→ **Given request**
Extract the records in full, leaving every picture out.

##########

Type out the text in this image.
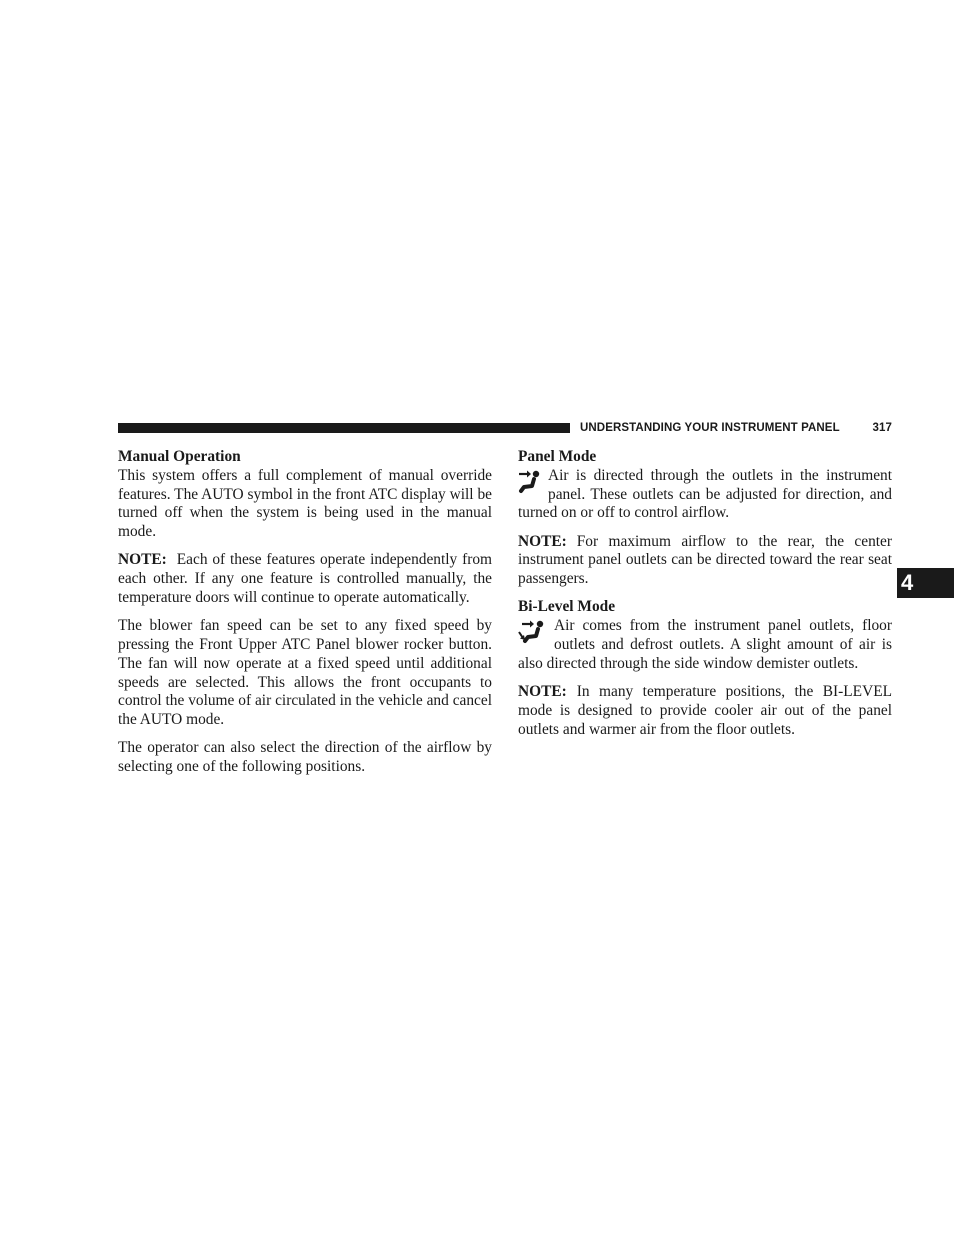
UNDERSTANDING YOUR INSTRUMENT PANEL	317
4

Manual Operation

This system offers a full complement of manual override features. The AUTO symbol in the front ATC display will be turned off when the system is being used in the manual mode.

NOTE: Each of these features operate independently from each other. If any one feature is controlled manually, the temperature doors will continue to operate automatically.

The blower fan speed can be set to any fixed speed by pressing the Front Upper ATC Panel blower rocker button. The fan will now operate at a fixed speed until additional speeds are selected. This allows the front occupants to control the volume of air circulated in the vehicle and cancel the AUTO mode.

The operator can also select the direction of the airflow by selecting one of the following positions.

Panel Mode

Air is directed through the outlets in the instrument panel. These outlets can be adjusted for direction, and turned on or off to control airflow.

NOTE: For maximum airflow to the rear, the center instrument panel outlets can be directed toward the rear seat passengers.

Bi-Level Mode

Air comes from the instrument panel outlets, floor outlets and defrost outlets. A slight amount of air is also directed through the side window demister outlets.

NOTE: In many temperature positions, the BI-LEVEL mode is designed to provide cooler air out of the panel outlets and warmer air from the floor outlets.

##########

→ **Answer in full**
Type out the text in this image.
UNDERSTANDING YOUR INSTRUMENT PANEL	317
4

Manual Operation

This system offers a full complement of manual override features. The AUTO symbol in the front ATC display will be turned off when the system is being used in the manual mode.

NOTE: Each of these features operate independently from each other. If any one feature is controlled manually, the temperature doors will continue to operate automatically.

The blower fan speed can be set to any fixed speed by pressing the Front Upper ATC Panel blower rocker button. The fan will now operate at a fixed speed until additional speeds are selected. This allows the front occupants to control the volume of air circulated in the vehicle and cancel the AUTO mode.

The operator can also select the direction of the airflow by selecting one of the following positions.

Panel Mode

Air is directed through the outlets in the instrument panel. These outlets can be adjusted for direction, and turned on or off to control airflow.

NOTE: For maximum airflow to the rear, the center instrument panel outlets can be directed toward the rear seat passengers.

Bi-Level Mode

Air comes from the instrument panel outlets, floor outlets and defrost outlets. A slight amount of air is also directed through the side window demister outlets.

NOTE: In many temperature positions, the BI-LEVEL mode is designed to provide cooler air out of the panel outlets and warmer air from the floor outlets.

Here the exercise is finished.